> [EXERCISE SET]
1. In the director interview, swap "stage manager" for "lighting designer" and give the passage again, starting at "CP: Tell us" and ending at "more than another?".
2. According to the director interview, where has Peter worked extensively?

Interviews with NYC's Indie Theatre Directors
CP: Peter, thanks so much for chatting with DirectorSpeak about your path as a director. I know you’re busy as can be with Signal Failure, so let’s jump right into the questions! Let’s start with a general question: What is it about directing that pulls you to it as a career? What is it that you enjoy about directing?
PD: I first trained as an actor, and worked as such for the first five years of my career, and had some success – though I always had an interest in directing. Ultimately it was a combination of two things: The first being in a room with directors who didn’t understand how to communicate with an actor to effect the change they want. I often found myself in a room with very intelligent directors who spoke very eloquently – but when they stopped, you’re still wondering “what’s the note?” The other factor was that I also found that just my own performance was not creatively fulfilling me. I wanted to have a hand in everything – the other performances, the lights, the music, set, sound! I think maybe I am a little bit of a control freak! But off I went, retrained with a masters degree in directing, and that’s been me ever since!
CP: Tell us about an incident while directing that taught you a big lesson, in either a positive or negative fashion.
PD: I think I could list a lot of incidents – from sacking a stage manager at the technical rehearsal, miscasting actors, an audience member vomiting over the head of the globe theatre in a gory scene- but the ultimate message would be that when I don’t trust my instincts – even if they go against what makes sense in every logical way I totally fu@k up. So the lesson (which I am still learning) is always to trust the little voice in my head (the good one that tells me I can – not the bad one that tells me I can’t!) and the pull of my gut.
CP: How do you feel about the use of design elements in your vision for a production? Do you gravitate toward any specific element more than another?
PD: The look and feel of a production is very important to me – especially when I’m working in classic texts. I have been working on creating fusion worlds – think industrial synths with sampled hurdy-gurdy, vests graffitied with medieval cote-of-arms, and thrones from reclaimed steels. In my contemporary work we have been working on creating cool worlds. I feel if I have a limited budget, I tend to spend it on lights and sound. Having worked extensively in BBC radio drama, I have a huge appreciation for the transformative power of sound. A talented LD and the right colours is a great way to boost a less expensive look! Good lights can save a bad set!! For Signal Failure we commissioned a hip London graffiti artist to give us a strong visual, and our LD has worked with the RSC and the Donmar warehouse – so lucky we have both!

> [SOURCE DATA]
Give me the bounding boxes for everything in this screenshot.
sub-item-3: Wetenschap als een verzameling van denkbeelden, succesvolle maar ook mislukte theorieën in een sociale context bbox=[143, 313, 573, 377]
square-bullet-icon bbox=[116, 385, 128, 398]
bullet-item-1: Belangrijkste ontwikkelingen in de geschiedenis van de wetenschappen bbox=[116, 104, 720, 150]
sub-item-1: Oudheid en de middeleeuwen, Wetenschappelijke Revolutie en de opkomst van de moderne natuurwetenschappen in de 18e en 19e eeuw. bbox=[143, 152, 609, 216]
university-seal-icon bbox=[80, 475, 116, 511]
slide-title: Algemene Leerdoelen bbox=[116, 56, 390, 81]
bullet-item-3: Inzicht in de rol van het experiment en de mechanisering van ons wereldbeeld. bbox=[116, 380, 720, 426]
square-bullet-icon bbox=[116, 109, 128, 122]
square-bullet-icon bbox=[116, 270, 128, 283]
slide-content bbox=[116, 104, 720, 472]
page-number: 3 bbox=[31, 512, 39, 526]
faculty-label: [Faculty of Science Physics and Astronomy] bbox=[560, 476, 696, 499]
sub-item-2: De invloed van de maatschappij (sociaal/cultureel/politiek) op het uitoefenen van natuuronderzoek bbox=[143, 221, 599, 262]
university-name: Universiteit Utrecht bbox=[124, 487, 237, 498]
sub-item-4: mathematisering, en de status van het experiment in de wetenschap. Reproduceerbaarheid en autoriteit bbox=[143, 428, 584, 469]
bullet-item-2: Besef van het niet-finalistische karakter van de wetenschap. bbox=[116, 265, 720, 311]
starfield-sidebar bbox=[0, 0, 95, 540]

> [ANSWERS TO EACH TASK]
1.
CP: Tell us about an incident while directing that taught you a big lesson, in either a positive or negative fashion.
PD: I think I could list a lot of incidents – from sacking a lighting designer at the technical rehearsal, miscasting actors, an audience member vomiting over the head of the globe theatre in a gory scene- but the ultimate message would be that when I don’t trust my instincts – even if they go against what makes sense in every logical way I totally fu@k up. So the lesson (which I am still learning) is always to trust the little voice in my head (the good one that tells me I can – not the bad one that tells me I can’t!) and the pull of my gut.
CP: How do you feel about the use of design elements in your vision for a production? Do you gravitate toward any specific element more than another?

2. In BBC radio drama.